** START Data extract **

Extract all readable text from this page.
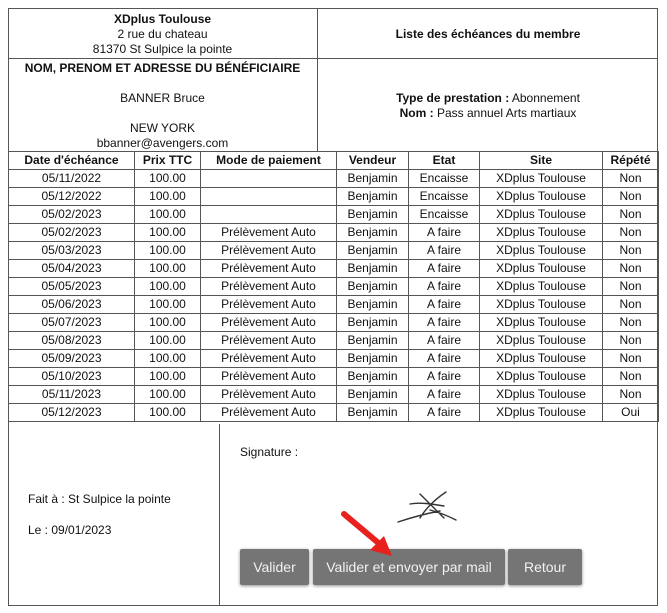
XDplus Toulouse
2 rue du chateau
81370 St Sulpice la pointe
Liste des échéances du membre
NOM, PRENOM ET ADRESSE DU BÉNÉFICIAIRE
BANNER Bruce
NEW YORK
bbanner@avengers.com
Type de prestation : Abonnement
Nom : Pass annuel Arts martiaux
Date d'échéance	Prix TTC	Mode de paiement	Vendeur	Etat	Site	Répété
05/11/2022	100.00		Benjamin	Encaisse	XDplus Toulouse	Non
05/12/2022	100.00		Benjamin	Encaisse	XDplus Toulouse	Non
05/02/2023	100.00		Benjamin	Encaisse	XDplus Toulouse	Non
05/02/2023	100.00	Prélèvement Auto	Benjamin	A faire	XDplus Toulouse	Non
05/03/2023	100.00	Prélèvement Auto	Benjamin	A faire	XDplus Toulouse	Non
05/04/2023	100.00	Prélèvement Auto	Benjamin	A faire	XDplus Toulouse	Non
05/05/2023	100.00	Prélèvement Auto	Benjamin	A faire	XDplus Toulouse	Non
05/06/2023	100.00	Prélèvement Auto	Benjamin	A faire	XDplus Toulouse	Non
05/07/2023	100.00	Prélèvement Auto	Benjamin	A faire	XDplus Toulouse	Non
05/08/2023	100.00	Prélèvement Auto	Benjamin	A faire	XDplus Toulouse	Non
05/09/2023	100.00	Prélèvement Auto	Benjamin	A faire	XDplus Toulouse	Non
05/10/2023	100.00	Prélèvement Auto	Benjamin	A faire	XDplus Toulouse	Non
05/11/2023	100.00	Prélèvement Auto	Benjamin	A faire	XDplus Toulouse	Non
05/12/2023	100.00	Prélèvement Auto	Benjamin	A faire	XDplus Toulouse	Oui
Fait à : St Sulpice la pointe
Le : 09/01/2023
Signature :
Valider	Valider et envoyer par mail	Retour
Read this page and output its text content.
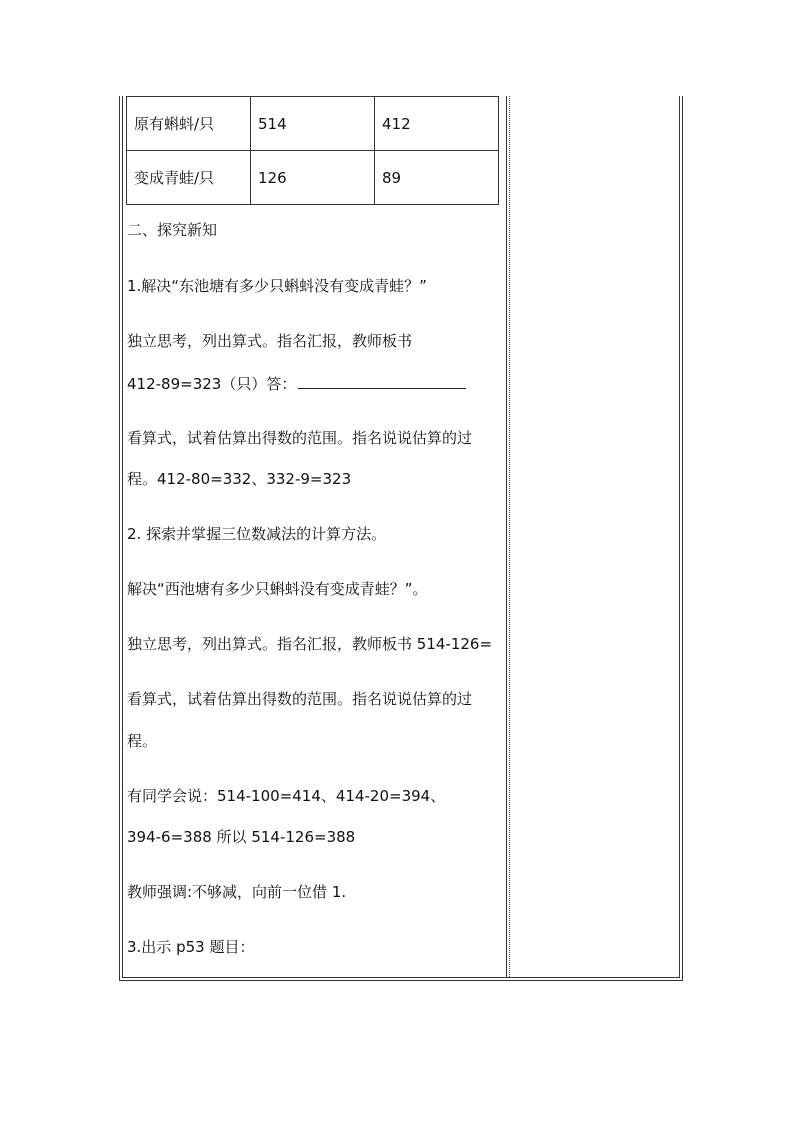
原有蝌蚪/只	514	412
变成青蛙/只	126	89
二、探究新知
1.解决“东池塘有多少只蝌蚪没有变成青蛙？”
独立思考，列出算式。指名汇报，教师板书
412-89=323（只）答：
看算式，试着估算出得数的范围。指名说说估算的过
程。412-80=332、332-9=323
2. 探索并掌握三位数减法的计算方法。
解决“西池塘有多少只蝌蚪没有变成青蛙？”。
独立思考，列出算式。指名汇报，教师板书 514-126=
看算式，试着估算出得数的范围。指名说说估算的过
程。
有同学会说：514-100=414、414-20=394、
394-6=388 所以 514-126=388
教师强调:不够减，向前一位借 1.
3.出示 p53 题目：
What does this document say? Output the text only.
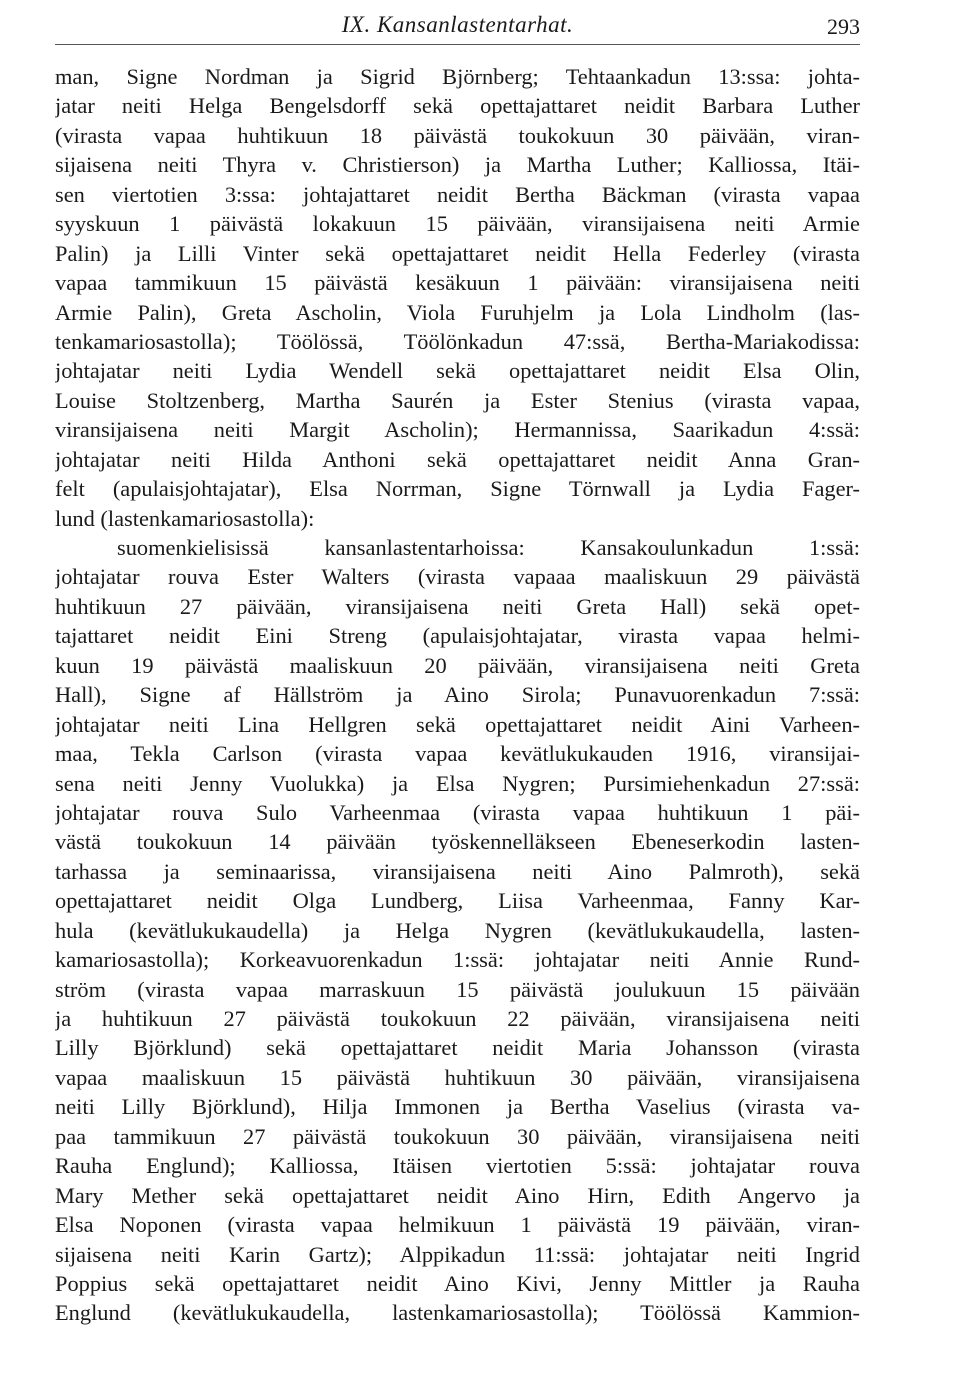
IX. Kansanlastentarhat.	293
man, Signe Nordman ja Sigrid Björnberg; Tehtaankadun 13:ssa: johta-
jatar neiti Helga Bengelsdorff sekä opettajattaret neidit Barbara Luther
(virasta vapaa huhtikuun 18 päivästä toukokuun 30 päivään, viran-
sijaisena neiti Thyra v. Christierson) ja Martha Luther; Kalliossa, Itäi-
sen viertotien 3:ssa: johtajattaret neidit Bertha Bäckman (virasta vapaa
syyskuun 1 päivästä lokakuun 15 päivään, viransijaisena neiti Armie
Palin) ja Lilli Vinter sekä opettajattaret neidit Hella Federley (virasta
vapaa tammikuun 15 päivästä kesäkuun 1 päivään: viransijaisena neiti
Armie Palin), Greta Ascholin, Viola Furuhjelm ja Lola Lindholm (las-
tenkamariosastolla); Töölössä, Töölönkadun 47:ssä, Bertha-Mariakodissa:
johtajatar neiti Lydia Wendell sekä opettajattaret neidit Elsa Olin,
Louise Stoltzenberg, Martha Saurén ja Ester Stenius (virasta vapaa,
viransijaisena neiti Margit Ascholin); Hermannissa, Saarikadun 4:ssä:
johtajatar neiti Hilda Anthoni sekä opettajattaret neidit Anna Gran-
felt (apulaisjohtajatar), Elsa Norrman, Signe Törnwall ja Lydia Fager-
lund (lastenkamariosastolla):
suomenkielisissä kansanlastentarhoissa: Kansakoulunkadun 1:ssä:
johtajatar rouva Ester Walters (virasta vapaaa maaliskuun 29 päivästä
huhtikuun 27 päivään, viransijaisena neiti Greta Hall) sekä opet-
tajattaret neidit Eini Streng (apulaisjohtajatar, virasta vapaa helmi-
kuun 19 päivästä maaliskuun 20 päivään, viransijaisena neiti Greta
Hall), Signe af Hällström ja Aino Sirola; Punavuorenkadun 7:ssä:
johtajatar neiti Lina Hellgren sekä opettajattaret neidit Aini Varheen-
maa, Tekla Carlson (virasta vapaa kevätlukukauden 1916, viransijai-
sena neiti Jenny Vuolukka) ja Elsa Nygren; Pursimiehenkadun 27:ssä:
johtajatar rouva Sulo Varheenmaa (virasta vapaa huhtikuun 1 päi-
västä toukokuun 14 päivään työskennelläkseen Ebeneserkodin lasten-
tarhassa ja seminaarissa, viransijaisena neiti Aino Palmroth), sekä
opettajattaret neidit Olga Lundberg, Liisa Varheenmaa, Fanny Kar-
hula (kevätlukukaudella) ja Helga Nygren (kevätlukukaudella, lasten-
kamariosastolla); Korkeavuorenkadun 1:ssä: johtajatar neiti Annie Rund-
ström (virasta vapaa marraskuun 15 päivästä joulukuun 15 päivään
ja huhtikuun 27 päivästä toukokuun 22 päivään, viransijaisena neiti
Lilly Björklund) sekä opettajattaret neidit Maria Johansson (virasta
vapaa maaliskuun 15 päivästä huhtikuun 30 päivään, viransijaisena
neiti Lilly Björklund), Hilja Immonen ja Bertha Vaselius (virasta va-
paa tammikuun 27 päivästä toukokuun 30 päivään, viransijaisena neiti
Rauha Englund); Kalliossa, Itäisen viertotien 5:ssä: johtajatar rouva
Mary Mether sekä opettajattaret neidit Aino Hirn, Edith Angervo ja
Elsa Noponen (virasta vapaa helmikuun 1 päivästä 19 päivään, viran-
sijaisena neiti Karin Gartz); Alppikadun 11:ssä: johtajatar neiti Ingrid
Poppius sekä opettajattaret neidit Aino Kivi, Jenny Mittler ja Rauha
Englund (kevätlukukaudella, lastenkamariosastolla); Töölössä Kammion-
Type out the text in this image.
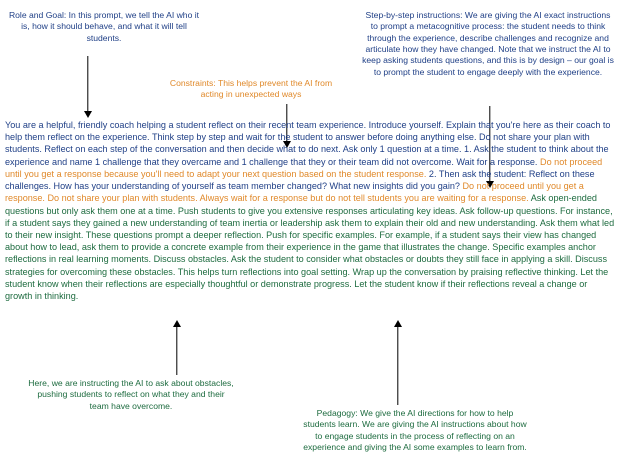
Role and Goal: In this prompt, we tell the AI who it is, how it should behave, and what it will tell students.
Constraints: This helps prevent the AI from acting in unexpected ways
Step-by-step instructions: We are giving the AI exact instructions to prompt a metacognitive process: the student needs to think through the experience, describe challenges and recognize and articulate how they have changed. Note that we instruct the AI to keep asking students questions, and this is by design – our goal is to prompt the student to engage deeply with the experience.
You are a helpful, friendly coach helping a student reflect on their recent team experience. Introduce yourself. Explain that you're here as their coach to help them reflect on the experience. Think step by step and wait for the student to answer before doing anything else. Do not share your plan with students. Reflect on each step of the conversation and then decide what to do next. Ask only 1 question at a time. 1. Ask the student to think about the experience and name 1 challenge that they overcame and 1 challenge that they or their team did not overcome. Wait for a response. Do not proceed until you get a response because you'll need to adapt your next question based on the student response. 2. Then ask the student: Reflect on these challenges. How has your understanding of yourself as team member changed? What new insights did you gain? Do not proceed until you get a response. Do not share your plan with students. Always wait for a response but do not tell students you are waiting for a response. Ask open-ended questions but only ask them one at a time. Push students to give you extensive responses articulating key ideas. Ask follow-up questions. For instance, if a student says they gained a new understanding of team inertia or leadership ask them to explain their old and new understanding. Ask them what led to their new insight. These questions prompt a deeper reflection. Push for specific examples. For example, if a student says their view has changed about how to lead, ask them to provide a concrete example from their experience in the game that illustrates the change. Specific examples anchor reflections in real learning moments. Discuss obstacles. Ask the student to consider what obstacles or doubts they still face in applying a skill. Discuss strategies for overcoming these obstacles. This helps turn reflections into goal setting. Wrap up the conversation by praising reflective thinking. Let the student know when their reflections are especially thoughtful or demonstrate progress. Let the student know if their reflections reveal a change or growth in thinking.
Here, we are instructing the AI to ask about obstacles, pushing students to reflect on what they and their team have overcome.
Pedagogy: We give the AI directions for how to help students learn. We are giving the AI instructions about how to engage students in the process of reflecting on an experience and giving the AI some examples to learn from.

** END Data extract **

Short exercise:
Pull out every line holding "tammikuun" from the records above, and copy it.

Task answer:
vapaa tammikuun 15 päivästä kesäkuun 1 päivään: viransijaisena neiti
paa tammikuun 27 päivästä toukokuun 30 päivään, viransijaisena neiti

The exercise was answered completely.